Excerpt provided:
[start]
3. The Program Committee shall consist the Events VP and Members
volunteering to Chair specific events during the year.
(a) The Events VP shall act as the Chairman of the Committee and solicit
volunteers to run events throughout the year.
(b) The Committee should meet at least once a year to plan the next 12 months
of events.
(c) The Events VP is responsible for disseminating a schedule of upcoming
events frequently to the General Members.
(d) The Chairman of each Event is responsible for planning, organizing and
promoting the Event they are Chairing.
(e) The Events VP should assist the Chairman of each Event as much as possible.
This includes, but not limited to, promoting the event and soliciting volunteers
for the event.
4. The Nominating Committee shall be Chaired by the Membership
VP and consist of the Treasurer and three Elected Directors having at least
one year to serve.
(a) Each year, the Committee shall solicit nominations for the Board from
the General Membership.
(b) The Treasurer shall verify all nominations are Members in Good Standing.
(b) The Committee shall submit a slate of candidates to the Board for approval.
(d) The Board will approve the final nominations for election by the General
Membership.
5. The Sunshine Committee shall be Chaired by the Membership VP
and consist of volunteers from the General Membership.
(a) On behalf of the Association, the Committee shall on a best efforts
basis send cards to members who are sick and to the survivors of members who
die.
Article VIII
Meetings
1. An Annual Business Meeting of the Association shall be held each
year for the purpose of nominating Officers, Directors and Trustees, and for
transacting of such other business as shall be placed before the General Membership.
2. Additional meetings developed around programs designed to further the purposes
of the association shall be held as often as practical.
[end]
Excerpted data:
[start]
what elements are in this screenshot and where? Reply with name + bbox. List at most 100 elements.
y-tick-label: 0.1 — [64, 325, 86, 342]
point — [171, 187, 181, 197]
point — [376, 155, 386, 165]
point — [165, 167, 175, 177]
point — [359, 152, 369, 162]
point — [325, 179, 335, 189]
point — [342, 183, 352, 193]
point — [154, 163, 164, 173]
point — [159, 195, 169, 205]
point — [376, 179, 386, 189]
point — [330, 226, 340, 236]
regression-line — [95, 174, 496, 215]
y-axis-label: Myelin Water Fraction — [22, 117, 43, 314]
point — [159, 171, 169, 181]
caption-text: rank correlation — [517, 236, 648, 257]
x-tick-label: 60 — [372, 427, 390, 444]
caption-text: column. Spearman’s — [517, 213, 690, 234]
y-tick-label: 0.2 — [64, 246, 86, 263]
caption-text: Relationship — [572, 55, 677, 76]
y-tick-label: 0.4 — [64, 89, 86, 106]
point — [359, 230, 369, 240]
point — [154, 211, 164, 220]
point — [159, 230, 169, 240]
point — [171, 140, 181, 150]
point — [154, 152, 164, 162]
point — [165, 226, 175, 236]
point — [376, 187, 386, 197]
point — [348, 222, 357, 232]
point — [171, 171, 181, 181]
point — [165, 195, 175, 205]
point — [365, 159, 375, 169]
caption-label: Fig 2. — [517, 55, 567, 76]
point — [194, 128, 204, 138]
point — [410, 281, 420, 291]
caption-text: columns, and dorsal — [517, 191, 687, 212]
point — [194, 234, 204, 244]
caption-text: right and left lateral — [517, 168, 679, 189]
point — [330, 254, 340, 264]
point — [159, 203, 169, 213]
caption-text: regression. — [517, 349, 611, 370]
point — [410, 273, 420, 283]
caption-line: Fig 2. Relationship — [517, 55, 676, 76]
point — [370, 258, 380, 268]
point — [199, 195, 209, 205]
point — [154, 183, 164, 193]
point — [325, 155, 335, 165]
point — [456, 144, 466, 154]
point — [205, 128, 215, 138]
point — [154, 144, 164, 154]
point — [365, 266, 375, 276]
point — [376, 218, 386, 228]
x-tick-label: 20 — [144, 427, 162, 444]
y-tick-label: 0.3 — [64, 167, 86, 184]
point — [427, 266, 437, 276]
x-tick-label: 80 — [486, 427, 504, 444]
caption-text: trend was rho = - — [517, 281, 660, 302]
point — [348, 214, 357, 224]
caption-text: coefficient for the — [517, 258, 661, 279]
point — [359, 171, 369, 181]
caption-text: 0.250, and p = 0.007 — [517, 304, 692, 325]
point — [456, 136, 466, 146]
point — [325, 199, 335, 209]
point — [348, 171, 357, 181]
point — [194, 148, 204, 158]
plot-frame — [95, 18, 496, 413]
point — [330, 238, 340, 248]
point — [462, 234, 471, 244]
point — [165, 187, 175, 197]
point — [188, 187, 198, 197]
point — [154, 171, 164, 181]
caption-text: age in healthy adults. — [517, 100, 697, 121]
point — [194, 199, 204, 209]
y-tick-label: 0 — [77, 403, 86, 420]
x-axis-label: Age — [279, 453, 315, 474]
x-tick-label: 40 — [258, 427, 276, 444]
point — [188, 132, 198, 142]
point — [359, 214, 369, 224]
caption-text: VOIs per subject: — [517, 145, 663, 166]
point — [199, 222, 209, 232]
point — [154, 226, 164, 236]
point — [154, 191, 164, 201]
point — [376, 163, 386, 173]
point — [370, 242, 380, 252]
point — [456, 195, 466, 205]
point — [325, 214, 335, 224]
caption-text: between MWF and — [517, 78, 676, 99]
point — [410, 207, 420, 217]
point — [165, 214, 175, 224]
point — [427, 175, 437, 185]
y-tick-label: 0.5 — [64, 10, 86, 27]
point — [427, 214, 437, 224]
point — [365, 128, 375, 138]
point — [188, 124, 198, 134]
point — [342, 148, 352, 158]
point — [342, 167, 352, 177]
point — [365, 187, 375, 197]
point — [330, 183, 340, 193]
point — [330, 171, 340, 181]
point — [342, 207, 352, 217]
[end]
Problem 1: Reproduce the passage of the bylaws excerpt starting with "3. The Program" and going on through "they are Chairing.".
Problem 2: According to the bylaws excerpt, who chairs the Nominating Committee?
Problem 3: Carry the bylaws excerpt forward from its last sentence.

Output 1:
3. The Program Committee shall consist the Events VP and Members
volunteering to Chair specific events during the year.
(a) The Events VP shall act as the Chairman of the Committee and solicit
volunteers to run events throughout the year.
(b) The Committee should meet at least once a year to plan the next 12 months
of events.
(c) The Events VP is responsible for disseminating a schedule of upcoming
events frequently to the General Members.
(d) The Chairman of each Event is responsible for planning, organizing and
promoting the Event they are Chairing.

Output 2: The Membership VP chairs the Nominating Committee.

Output 3:
Article IX
Amendments
1. Amendments to the Constitution and By-Laws may be proposed by the Board
of Directors or by not fewer than ten Regular Members of the Association. The
proposed amendments shall be submitted to the members with a ballot therefore.
2. In order to become effective, the proposed amendments shall receive a favorable
vote from not fewer than two-thirds of the members in good standing who vote.
Article X
Election of Officers, Directors, Trustees,and Appointment of Directors
1. Elected Officials
(a) The President, Membership VP, Events VP, Secretary
and Treasurer shall be nominated at the Annual Business Meeting and
elected for a term of office of one year via Mail or eMail from the
Regular Members in Good Standing.
(b) Up to eighteen (18) Elected Directors shall be elected for a term
of office of two years. On a best effort attempt, one half of the Elected
Directors shall be elected in the odd numbered years and the other one-half
in the even numbered years. The Elected Directors shall be chosen from the
Regular Members and be nominated at the Annual Business Meeting and elected
for a term of office of two years via Mail or eMail from the Regular
Members in Good Standing.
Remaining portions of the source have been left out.